## [WHAT IS NEEDED]
Which lines hold the string "panel"? Copy every one of them.

## [INPUT FOR THIS TASK]
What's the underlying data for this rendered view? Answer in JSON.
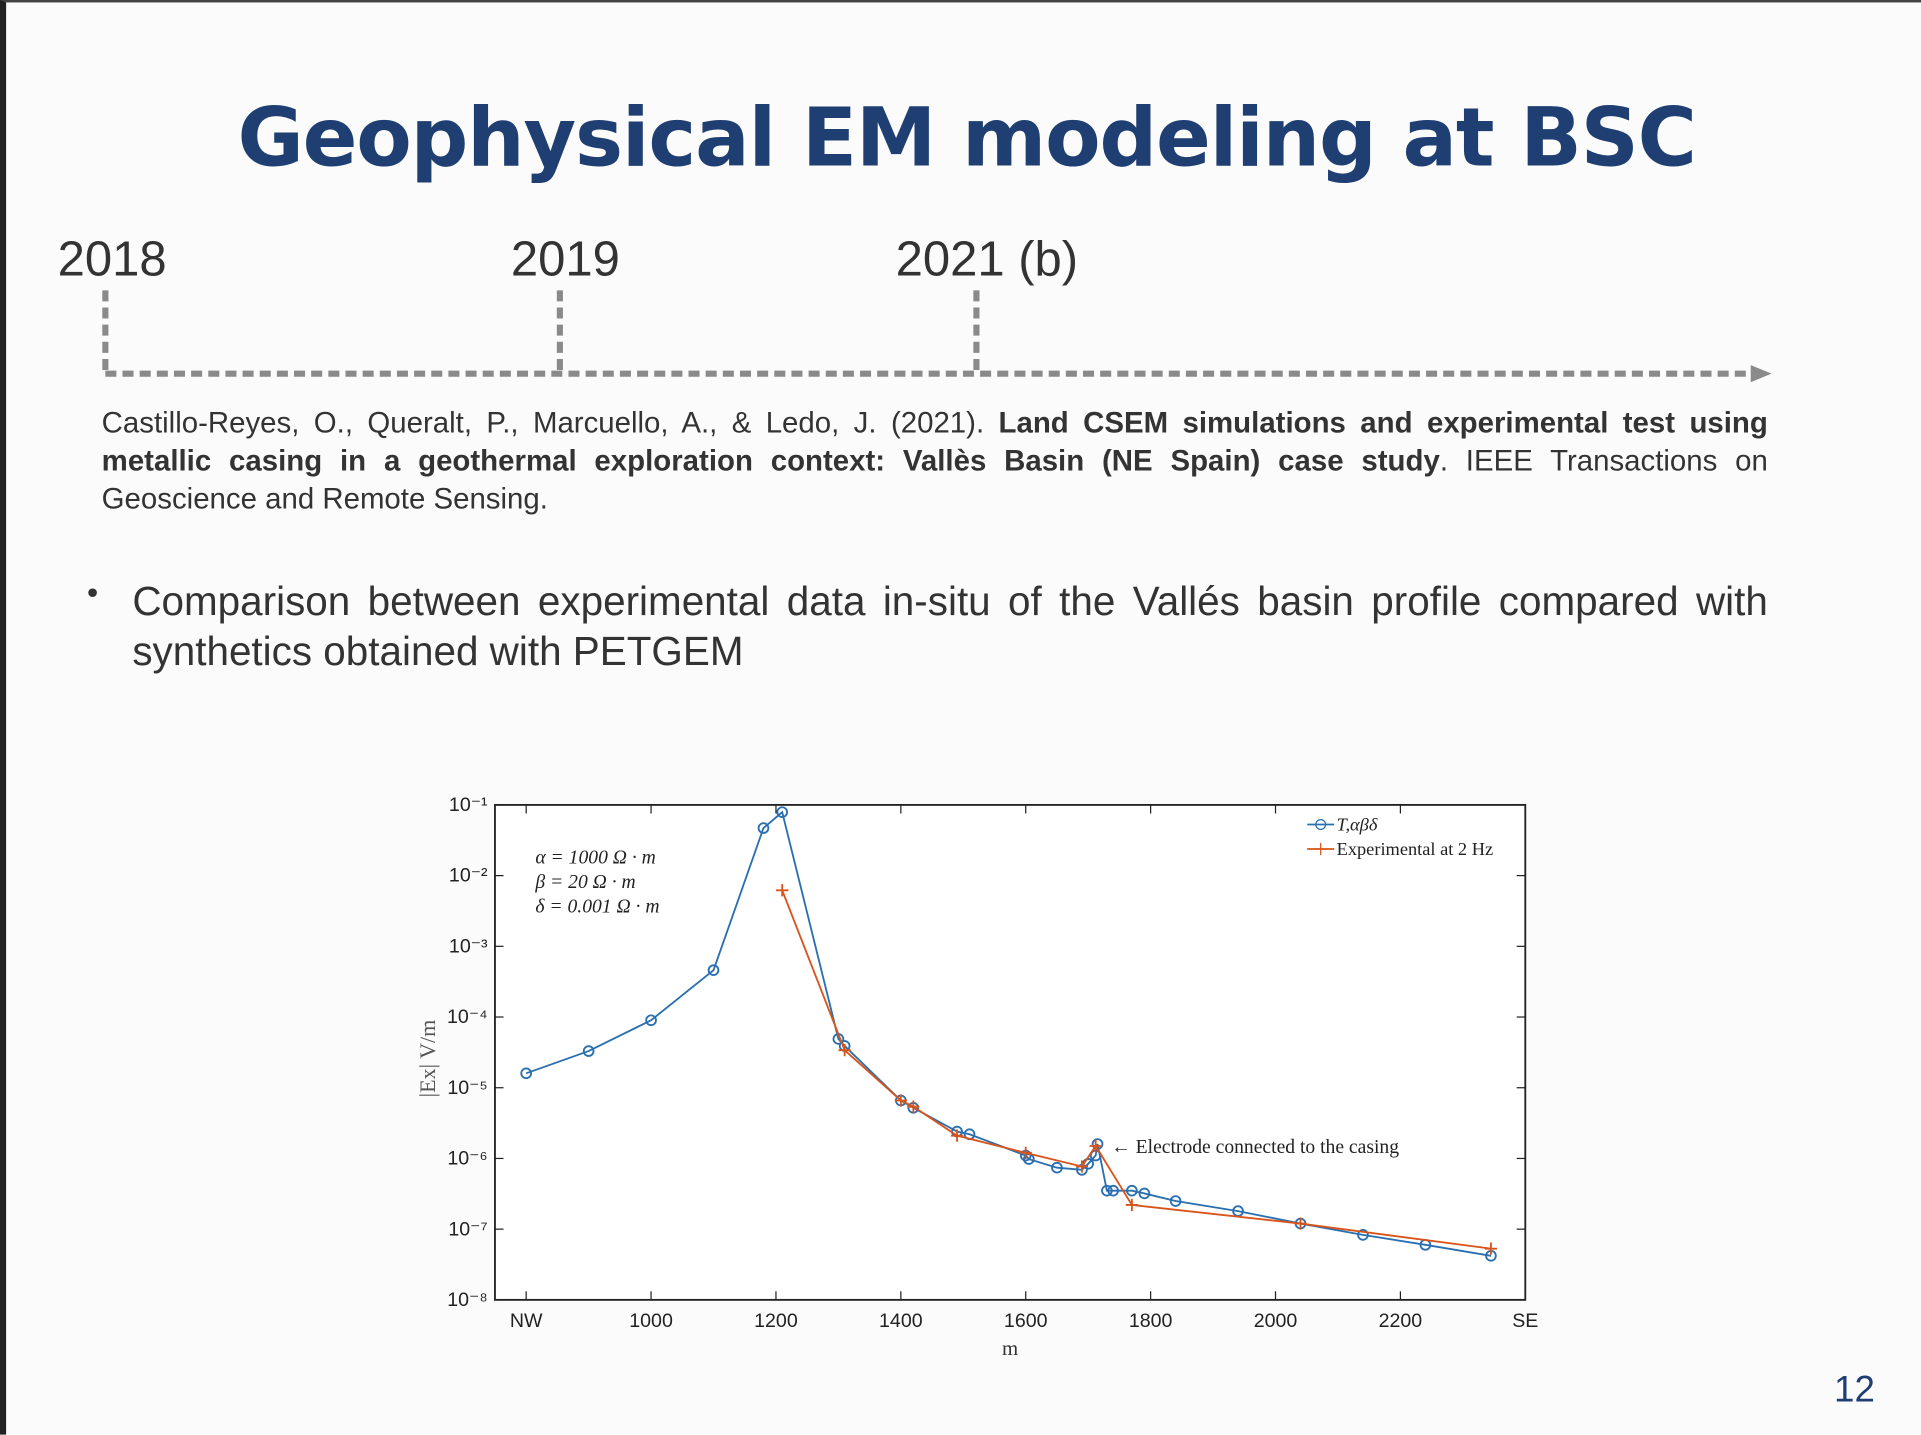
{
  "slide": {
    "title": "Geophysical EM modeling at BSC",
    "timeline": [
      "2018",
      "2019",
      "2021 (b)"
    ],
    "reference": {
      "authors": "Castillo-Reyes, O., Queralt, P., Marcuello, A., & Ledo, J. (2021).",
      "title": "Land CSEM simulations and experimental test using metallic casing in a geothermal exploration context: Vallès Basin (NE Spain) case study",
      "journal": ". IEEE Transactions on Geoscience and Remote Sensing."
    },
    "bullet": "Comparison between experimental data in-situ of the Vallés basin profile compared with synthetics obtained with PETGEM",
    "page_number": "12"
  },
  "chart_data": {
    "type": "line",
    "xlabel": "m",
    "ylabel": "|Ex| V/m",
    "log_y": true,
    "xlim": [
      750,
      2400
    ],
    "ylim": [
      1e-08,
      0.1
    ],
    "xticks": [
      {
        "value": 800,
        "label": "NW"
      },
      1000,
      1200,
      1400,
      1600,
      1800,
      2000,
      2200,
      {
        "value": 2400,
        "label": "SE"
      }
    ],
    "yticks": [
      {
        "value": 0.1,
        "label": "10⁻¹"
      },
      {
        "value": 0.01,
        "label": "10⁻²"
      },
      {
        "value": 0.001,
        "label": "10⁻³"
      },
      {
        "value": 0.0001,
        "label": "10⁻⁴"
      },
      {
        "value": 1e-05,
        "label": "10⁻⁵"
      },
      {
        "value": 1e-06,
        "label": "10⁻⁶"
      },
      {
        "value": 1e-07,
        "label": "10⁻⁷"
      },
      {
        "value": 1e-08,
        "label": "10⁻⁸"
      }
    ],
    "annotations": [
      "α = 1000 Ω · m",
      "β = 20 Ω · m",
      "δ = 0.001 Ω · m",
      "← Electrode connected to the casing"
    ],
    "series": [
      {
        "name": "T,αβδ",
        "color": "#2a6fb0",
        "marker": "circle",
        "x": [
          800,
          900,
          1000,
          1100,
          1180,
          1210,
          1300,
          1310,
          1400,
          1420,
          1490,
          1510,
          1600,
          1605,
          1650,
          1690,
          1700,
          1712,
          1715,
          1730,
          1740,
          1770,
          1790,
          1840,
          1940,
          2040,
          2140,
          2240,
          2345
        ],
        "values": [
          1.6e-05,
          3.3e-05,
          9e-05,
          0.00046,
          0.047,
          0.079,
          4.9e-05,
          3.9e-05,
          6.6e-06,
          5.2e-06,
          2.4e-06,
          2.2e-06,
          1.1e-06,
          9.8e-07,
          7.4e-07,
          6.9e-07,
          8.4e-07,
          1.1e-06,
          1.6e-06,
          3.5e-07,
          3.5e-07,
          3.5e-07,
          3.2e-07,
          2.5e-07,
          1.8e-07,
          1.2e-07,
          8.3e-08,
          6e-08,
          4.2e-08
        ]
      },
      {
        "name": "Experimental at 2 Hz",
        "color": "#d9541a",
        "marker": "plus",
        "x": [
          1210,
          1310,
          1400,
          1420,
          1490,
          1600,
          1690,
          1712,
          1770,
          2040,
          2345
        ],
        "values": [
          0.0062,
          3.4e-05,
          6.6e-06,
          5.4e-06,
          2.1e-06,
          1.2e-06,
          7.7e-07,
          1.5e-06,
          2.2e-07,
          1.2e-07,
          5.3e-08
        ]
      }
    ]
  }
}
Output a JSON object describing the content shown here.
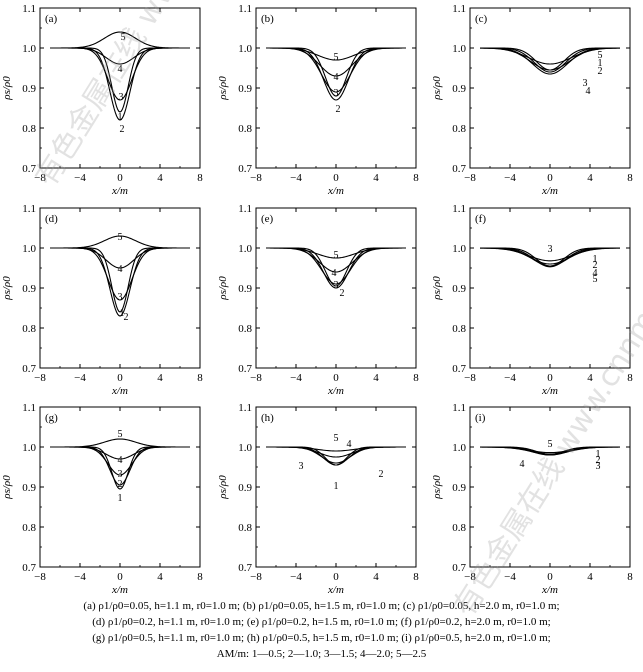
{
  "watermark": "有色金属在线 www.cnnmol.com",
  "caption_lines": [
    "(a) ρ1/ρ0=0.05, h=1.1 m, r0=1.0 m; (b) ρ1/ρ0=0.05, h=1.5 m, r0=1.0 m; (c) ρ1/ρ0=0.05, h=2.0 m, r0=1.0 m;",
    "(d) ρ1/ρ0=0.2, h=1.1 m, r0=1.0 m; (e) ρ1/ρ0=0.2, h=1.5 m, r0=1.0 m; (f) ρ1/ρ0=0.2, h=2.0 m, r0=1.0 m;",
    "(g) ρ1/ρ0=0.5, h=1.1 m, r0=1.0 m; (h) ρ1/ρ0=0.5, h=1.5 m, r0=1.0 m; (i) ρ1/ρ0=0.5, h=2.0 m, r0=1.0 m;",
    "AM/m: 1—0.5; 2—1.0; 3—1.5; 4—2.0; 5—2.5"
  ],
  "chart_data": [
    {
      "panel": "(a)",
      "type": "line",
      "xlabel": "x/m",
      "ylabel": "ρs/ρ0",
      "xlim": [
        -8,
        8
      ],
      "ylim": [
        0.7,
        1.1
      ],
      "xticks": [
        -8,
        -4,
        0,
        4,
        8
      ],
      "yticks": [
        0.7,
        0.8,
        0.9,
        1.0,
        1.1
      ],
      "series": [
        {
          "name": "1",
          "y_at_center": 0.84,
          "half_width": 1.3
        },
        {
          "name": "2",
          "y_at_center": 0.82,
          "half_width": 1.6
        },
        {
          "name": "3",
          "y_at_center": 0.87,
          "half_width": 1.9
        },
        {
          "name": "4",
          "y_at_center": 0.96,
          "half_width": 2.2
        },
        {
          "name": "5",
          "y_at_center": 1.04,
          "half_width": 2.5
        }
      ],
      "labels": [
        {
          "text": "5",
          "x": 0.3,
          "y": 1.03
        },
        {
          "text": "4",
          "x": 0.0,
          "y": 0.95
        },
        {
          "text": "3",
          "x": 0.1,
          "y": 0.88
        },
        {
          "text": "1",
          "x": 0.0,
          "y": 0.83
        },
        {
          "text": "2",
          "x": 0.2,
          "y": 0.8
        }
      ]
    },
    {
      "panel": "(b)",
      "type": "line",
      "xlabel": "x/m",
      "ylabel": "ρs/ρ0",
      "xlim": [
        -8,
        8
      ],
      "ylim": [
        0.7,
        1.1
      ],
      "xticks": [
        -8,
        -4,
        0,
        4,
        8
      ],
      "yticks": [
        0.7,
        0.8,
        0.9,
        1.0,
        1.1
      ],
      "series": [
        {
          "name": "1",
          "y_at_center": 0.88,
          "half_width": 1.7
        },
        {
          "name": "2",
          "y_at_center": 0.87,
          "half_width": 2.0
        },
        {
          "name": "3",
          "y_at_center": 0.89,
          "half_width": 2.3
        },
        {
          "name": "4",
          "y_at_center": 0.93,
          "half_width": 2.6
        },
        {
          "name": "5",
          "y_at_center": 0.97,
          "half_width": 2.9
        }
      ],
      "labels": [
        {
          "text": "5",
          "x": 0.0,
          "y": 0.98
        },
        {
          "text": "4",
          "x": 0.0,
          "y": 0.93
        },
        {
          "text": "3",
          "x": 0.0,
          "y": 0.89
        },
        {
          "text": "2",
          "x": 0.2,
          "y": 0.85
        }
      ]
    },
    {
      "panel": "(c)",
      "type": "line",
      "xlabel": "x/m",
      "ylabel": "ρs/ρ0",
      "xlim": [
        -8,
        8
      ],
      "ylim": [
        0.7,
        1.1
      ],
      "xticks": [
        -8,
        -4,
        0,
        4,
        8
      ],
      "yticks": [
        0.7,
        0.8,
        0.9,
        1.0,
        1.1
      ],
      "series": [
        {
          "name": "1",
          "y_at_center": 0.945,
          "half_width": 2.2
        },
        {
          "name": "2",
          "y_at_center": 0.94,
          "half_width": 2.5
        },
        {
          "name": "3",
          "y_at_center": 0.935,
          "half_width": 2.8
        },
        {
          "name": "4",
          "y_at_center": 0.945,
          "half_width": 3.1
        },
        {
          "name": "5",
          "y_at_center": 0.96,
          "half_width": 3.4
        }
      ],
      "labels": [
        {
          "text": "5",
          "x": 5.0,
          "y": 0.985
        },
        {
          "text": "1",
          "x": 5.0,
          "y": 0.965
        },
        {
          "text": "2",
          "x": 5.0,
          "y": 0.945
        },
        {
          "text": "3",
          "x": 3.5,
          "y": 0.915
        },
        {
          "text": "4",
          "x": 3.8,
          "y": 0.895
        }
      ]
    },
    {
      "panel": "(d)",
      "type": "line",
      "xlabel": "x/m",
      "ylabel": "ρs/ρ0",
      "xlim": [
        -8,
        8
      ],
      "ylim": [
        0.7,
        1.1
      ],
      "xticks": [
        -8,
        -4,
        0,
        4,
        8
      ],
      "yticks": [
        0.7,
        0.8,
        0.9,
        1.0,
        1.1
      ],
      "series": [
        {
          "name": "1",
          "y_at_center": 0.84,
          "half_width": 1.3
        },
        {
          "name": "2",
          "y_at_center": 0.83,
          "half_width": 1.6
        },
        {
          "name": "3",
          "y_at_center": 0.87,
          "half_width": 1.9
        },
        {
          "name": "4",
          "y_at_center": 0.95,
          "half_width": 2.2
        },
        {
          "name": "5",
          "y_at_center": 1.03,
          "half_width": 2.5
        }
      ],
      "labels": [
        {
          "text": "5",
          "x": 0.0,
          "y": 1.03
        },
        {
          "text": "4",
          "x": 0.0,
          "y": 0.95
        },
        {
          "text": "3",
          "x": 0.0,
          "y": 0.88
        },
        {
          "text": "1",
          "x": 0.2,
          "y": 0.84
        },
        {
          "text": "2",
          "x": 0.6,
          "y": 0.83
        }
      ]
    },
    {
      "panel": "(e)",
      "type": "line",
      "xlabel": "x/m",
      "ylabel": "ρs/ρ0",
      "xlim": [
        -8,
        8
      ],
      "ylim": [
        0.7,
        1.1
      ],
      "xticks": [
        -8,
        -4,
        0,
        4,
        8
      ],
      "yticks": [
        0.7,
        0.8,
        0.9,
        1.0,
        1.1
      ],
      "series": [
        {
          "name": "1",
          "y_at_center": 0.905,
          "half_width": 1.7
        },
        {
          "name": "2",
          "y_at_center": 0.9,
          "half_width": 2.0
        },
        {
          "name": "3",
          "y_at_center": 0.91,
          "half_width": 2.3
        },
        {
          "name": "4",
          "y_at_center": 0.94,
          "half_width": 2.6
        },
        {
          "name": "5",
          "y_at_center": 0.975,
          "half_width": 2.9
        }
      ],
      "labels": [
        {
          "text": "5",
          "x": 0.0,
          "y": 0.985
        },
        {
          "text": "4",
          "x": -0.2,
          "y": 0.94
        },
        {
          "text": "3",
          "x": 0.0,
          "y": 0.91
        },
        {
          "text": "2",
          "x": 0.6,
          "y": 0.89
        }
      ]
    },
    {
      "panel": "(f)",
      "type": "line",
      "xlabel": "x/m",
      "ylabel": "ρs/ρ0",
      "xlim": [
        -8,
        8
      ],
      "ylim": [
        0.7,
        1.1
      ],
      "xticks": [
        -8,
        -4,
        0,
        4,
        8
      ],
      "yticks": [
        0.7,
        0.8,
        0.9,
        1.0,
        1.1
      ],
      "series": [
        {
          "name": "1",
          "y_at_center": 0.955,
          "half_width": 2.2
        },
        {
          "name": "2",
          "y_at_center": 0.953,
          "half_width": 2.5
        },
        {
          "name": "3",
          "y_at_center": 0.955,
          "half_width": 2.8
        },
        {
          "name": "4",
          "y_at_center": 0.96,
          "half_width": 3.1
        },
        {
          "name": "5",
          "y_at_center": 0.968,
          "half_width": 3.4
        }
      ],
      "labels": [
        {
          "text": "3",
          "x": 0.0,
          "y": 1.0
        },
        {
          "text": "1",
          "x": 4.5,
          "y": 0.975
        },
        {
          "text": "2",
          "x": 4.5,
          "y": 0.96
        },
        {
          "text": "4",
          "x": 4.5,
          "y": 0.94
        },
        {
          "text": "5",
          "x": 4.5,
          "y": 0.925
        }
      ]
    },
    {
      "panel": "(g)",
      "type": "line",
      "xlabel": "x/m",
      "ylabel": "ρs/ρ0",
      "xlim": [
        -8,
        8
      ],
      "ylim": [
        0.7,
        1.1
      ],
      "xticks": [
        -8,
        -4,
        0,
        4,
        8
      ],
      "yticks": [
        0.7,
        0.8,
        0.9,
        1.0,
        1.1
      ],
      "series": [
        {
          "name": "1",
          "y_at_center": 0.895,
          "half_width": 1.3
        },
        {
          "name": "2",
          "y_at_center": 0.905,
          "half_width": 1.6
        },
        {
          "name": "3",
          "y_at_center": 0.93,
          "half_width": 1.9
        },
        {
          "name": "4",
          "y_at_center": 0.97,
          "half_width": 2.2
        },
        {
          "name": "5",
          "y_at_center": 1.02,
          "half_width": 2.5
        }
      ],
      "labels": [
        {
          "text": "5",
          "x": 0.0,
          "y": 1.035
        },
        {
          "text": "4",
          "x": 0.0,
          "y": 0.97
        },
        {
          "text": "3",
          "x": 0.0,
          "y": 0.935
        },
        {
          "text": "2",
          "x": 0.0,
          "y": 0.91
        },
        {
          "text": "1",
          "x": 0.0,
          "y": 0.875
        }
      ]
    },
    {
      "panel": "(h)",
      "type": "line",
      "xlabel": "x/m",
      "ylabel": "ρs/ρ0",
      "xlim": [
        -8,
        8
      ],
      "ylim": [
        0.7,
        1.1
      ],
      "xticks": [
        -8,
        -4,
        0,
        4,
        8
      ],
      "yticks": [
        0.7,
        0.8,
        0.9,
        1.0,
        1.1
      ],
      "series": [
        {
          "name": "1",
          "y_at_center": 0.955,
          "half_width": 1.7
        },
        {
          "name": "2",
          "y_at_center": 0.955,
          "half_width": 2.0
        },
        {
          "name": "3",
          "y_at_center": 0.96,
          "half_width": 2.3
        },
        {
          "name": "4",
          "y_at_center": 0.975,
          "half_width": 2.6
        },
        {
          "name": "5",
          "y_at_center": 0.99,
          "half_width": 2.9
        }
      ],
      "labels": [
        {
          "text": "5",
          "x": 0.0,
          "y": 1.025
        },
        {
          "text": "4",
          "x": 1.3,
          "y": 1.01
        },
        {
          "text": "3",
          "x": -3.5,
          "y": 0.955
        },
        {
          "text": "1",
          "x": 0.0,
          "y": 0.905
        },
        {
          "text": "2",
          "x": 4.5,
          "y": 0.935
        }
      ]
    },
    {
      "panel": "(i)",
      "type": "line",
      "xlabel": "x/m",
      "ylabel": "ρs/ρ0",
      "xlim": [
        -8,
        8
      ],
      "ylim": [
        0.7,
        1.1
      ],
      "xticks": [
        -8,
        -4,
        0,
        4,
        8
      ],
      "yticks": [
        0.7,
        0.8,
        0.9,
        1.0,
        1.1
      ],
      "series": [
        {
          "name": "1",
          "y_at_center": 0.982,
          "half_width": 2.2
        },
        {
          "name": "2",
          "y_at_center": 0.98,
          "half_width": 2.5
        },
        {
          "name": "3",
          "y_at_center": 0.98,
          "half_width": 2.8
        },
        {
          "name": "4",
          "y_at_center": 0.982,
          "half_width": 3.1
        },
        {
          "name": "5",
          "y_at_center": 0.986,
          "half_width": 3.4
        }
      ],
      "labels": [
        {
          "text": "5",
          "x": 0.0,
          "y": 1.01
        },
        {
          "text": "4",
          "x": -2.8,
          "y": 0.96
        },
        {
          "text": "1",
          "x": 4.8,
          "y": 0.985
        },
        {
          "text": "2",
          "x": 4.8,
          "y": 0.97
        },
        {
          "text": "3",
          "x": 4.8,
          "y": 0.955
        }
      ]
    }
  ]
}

## [ANSWER]
      "panel": "(a)",
      "panel": "(b)",
      "panel": "(c)",
      "panel": "(d)",
      "panel": "(e)",
      "panel": "(f)",
      "panel": "(g)",
      "panel": "(h)",
      "panel": "(i)",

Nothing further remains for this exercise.